• **Aim of the exercise**
Provide only the number of lines in the listing that contain the string "Menganjurkan".

• **The input**
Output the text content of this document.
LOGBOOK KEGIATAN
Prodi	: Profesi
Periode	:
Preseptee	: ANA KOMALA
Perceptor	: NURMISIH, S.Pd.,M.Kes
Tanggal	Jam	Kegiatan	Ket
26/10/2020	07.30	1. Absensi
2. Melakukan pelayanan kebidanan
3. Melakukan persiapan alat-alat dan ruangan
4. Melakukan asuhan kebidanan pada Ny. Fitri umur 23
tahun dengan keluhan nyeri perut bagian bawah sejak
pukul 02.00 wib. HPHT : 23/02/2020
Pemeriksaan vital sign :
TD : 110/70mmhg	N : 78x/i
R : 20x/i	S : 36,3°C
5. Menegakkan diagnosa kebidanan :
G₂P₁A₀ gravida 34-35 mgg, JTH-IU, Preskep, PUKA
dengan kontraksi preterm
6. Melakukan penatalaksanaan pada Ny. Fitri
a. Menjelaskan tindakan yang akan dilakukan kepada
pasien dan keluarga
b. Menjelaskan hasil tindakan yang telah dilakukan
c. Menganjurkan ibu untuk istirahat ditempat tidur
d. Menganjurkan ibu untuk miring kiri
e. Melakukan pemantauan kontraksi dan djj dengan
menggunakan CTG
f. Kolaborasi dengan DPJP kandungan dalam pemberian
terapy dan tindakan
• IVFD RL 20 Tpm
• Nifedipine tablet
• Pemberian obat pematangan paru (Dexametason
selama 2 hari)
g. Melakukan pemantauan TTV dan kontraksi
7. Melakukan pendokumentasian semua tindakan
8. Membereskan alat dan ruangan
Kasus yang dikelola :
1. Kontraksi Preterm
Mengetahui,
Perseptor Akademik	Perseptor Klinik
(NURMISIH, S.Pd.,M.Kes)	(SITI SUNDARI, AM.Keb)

• **Finished answer**
2